Reproduce the listing exactly and skip over any pictures.

## BEGIN Data to process

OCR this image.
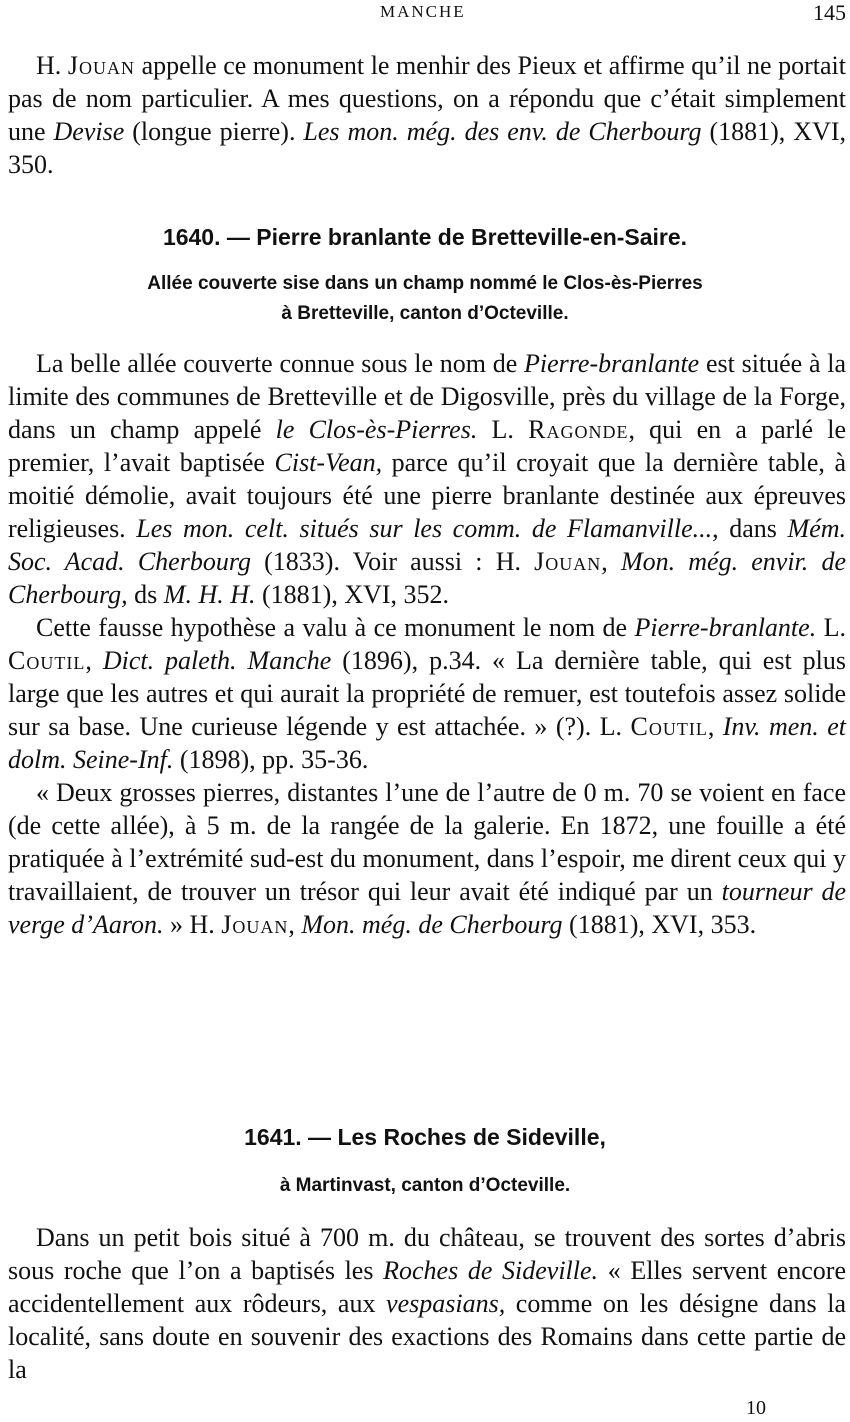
MANCHE	145

H. Jouan appelle ce monument le menhir des Pieux et affirme qu’il ne portait pas de nom particulier. A mes questions, on a répondu que c’était simplement une Devise (longue pierre). Les mon. még. des env. de Cherbourg (1881), XVI, 350.

1640. — Pierre branlante de Bretteville-en-Saire.
Allée couverte sise dans un champ nommé le Clos-ès-Pierres
à Bretteville, canton d’Octeville.

La belle allée couverte connue sous le nom de Pierre-branlante est située à la limite des communes de Bretteville et de Digosville, près du village de la Forge, dans un champ appelé le Clos-ès-Pierres. L. Ragonde, qui en a parlé le premier, l’avait baptisée Cist-Vean, parce qu’il croyait que la dernière table, à moitié démolie, avait toujours été une pierre branlante destinée aux épreuves religieuses. Les mon. celt. situés sur les comm. de Flamanville..., dans Mém. Soc. Acad. Cherbourg (1833). Voir aussi : H. Jouan, Mon. még. envir. de Cherbourg, ds M. H. H. (1881), XVI, 352.

Cette fausse hypothèse a valu à ce monument le nom de Pierre-branlante. L. Coutil, Dict. paleth. Manche (1896), p.34. « La dernière table, qui est plus large que les autres et qui aurait la propriété de remuer, est toutefois assez solide sur sa base. Une curieuse légende y est attachée. » (?). L. Coutil, Inv. men. et dolm. Seine-Inf. (1898), pp. 35-36.

« Deux grosses pierres, distantes l’une de l’autre de 0 m. 70 se voient en face (de cette allée), à 5 m. de la rangée de la galerie. En 1872, une fouille a été pratiquée à l’extrémité sud-est du monument, dans l’espoir, me dirent ceux qui y travaillaient, de trouver un trésor qui leur avait été indiqué par un tourneur de verge d’Aaron. » H. Jouan, Mon. még. de Cherbourg (1881), XVI, 353.

1641. — Les Roches de Sideville,
à Martinvast, canton d’Octeville.

Dans un petit bois situé à 700 m. du château, se trouvent des sortes d’abris sous roche que l’on a baptisés les Roches de Sideville. « Elles servent encore accidentellement aux rôdeurs, aux vespasians, comme on les désigne dans la localité, sans doute en souvenir des exactions des Romains dans cette partie de la

10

## END Data to process

Full output:
OCR this image.
MANCHE	145

H. Jouan appelle ce monument le menhir des Pieux et affirme qu’il ne portait pas de nom particulier. A mes questions, on a répondu que c’était simplement une Devise (longue pierre). Les mon. még. des env. de Cherbourg (1881), XVI, 350.

1640. — Pierre branlante de Bretteville-en-Saire.
Allée couverte sise dans un champ nommé le Clos-ès-Pierres
à Bretteville, canton d’Octeville.

La belle allée couverte connue sous le nom de Pierre-branlante est située à la limite des communes de Bretteville et de Digosville, près du village de la Forge, dans un champ appelé le Clos-ès-Pierres. L. Ragonde, qui en a parlé le premier, l’avait baptisée Cist-Vean, parce qu’il croyait que la dernière table, à moitié démolie, avait toujours été une pierre branlante destinée aux épreuves religieuses. Les mon. celt. situés sur les comm. de Flamanville..., dans Mém. Soc. Acad. Cherbourg (1833). Voir aussi : H. Jouan, Mon. még. envir. de Cherbourg, ds M. H. H. (1881), XVI, 352.

Cette fausse hypothèse a valu à ce monument le nom de Pierre-branlante. L. Coutil, Dict. paleth. Manche (1896), p.34. « La dernière table, qui est plus large que les autres et qui aurait la propriété de remuer, est toutefois assez solide sur sa base. Une curieuse légende y est attachée. » (?). L. Coutil, Inv. men. et dolm. Seine-Inf. (1898), pp. 35-36.

« Deux grosses pierres, distantes l’une de l’autre de 0 m. 70 se voient en face (de cette allée), à 5 m. de la rangée de la galerie. En 1872, une fouille a été pratiquée à l’extrémité sud-est du monument, dans l’espoir, me dirent ceux qui y travaillaient, de trouver un trésor qui leur avait été indiqué par un tourneur de verge d’Aaron. » H. Jouan, Mon. még. de Cherbourg (1881), XVI, 353.

1641. — Les Roches de Sideville,
à Martinvast, canton d’Octeville.

Dans un petit bois situé à 700 m. du château, se trouvent des sortes d’abris sous roche que l’on a baptisés les Roches de Sideville. « Elles servent encore accidentellement aux rôdeurs, aux vespasians, comme on les désigne dans la localité, sans doute en souvenir des exactions des Romains dans cette partie de la

10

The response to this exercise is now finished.